Output each line of the material exactly as it stands.

## Start Input

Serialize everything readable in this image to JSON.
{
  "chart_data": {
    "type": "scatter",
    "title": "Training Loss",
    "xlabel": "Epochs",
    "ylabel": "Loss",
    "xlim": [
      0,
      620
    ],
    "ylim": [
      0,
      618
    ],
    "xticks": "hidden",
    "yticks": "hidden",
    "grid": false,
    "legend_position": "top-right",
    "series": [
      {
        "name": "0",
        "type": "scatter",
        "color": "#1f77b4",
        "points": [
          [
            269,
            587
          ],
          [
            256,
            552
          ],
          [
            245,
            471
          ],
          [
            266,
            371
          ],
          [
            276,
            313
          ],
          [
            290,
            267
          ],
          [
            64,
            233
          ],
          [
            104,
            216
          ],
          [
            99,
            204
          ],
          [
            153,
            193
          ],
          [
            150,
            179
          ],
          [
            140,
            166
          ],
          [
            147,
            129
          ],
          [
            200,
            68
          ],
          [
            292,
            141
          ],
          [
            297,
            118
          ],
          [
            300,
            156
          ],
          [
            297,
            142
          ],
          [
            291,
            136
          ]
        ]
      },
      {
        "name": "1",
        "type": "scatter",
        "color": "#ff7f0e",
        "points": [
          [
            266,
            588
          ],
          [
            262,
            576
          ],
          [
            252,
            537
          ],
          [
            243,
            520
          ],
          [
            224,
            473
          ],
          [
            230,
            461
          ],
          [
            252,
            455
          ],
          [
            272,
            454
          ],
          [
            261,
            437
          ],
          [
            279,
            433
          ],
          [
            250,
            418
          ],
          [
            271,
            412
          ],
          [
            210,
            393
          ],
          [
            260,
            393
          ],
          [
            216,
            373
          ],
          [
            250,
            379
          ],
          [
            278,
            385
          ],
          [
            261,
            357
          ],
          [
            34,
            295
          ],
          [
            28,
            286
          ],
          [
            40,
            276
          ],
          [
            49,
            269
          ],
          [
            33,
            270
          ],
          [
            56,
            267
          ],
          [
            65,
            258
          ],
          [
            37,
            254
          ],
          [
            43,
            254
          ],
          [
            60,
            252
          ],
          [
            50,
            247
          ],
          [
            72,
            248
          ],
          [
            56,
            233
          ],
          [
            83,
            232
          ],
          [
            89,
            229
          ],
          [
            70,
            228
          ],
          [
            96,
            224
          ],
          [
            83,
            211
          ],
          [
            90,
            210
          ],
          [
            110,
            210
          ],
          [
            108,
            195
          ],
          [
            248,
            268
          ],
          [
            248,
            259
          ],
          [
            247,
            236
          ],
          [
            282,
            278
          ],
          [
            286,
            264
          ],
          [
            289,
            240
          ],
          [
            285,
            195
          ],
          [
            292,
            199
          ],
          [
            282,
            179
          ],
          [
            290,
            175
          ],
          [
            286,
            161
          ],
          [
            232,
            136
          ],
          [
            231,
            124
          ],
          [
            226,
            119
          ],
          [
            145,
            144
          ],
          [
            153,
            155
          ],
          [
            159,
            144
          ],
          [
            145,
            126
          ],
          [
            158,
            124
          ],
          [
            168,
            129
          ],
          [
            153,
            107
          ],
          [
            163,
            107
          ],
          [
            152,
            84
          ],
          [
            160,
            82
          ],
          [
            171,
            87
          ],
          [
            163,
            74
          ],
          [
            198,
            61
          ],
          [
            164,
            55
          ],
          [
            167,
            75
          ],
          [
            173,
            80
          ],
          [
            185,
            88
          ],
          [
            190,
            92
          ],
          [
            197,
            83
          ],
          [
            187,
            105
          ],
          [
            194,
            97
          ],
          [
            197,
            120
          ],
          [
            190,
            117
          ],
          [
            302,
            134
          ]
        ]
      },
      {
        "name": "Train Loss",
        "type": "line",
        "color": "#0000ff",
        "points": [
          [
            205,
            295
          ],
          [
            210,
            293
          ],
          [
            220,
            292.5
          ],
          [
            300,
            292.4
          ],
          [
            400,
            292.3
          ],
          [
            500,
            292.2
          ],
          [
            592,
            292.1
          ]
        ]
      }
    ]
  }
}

## End Input

▸ **Answer for this exercise**
Serialize everything readable in this image to JSON.
{
  "chart_data": {
    "type": "scatter",
    "title": "Training Loss",
    "xlabel": "Epochs",
    "ylabel": "Loss",
    "xlim": [
      0,
      620
    ],
    "ylim": [
      0,
      618
    ],
    "xticks": "hidden",
    "yticks": "hidden",
    "grid": false,
    "legend_position": "top-right",
    "series": [
      {
        "name": "0",
        "type": "scatter",
        "color": "#1f77b4",
        "points": [
          [
            269,
            587
          ],
          [
            256,
            552
          ],
          [
            245,
            471
          ],
          [
            266,
            371
          ],
          [
            276,
            313
          ],
          [
            290,
            267
          ],
          [
            64,
            233
          ],
          [
            104,
            216
          ],
          [
            99,
            204
          ],
          [
            153,
            193
          ],
          [
            150,
            179
          ],
          [
            140,
            166
          ],
          [
            147,
            129
          ],
          [
            200,
            68
          ],
          [
            292,
            141
          ],
          [
            297,
            118
          ],
          [
            300,
            156
          ],
          [
            297,
            142
          ],
          [
            291,
            136
          ]
        ]
      },
      {
        "name": "1",
        "type": "scatter",
        "color": "#ff7f0e",
        "points": [
          [
            266,
            588
          ],
          [
            262,
            576
          ],
          [
            252,
            537
          ],
          [
            243,
            520
          ],
          [
            224,
            473
          ],
          [
            230,
            461
          ],
          [
            252,
            455
          ],
          [
            272,
            454
          ],
          [
            261,
            437
          ],
          [
            279,
            433
          ],
          [
            250,
            418
          ],
          [
            271,
            412
          ],
          [
            210,
            393
          ],
          [
            260,
            393
          ],
          [
            216,
            373
          ],
          [
            250,
            379
          ],
          [
            278,
            385
          ],
          [
            261,
            357
          ],
          [
            34,
            295
          ],
          [
            28,
            286
          ],
          [
            40,
            276
          ],
          [
            49,
            269
          ],
          [
            33,
            270
          ],
          [
            56,
            267
          ],
          [
            65,
            258
          ],
          [
            37,
            254
          ],
          [
            43,
            254
          ],
          [
            60,
            252
          ],
          [
            50,
            247
          ],
          [
            72,
            248
          ],
          [
            56,
            233
          ],
          [
            83,
            232
          ],
          [
            89,
            229
          ],
          [
            70,
            228
          ],
          [
            96,
            224
          ],
          [
            83,
            211
          ],
          [
            90,
            210
          ],
          [
            110,
            210
          ],
          [
            108,
            195
          ],
          [
            248,
            268
          ],
          [
            248,
            259
          ],
          [
            247,
            236
          ],
          [
            282,
            278
          ],
          [
            286,
            264
          ],
          [
            289,
            240
          ],
          [
            285,
            195
          ],
          [
            292,
            199
          ],
          [
            282,
            179
          ],
          [
            290,
            175
          ],
          [
            286,
            161
          ],
          [
            232,
            136
          ],
          [
            231,
            124
          ],
          [
            226,
            119
          ],
          [
            145,
            144
          ],
          [
            153,
            155
          ],
          [
            159,
            144
          ],
          [
            145,
            126
          ],
          [
            158,
            124
          ],
          [
            168,
            129
          ],
          [
            153,
            107
          ],
          [
            163,
            107
          ],
          [
            152,
            84
          ],
          [
            160,
            82
          ],
          [
            171,
            87
          ],
          [
            163,
            74
          ],
          [
            198,
            61
          ],
          [
            164,
            55
          ],
          [
            167,
            75
          ],
          [
            173,
            80
          ],
          [
            185,
            88
          ],
          [
            190,
            92
          ],
          [
            197,
            83
          ],
          [
            187,
            105
          ],
          [
            194,
            97
          ],
          [
            197,
            120
          ],
          [
            190,
            117
          ],
          [
            302,
            134
          ]
        ]
      },
      {
        "name": "Train Loss",
        "type": "line",
        "color": "#0000ff",
        "points": [
          [
            205,
            295
          ],
          [
            210,
            293
          ],
          [
            220,
            292.5
          ],
          [
            300,
            292.4
          ],
          [
            400,
            292.3
          ],
          [
            500,
            292.2
          ],
          [
            592,
            292.1
          ]
        ]
      }
    ]
  }
}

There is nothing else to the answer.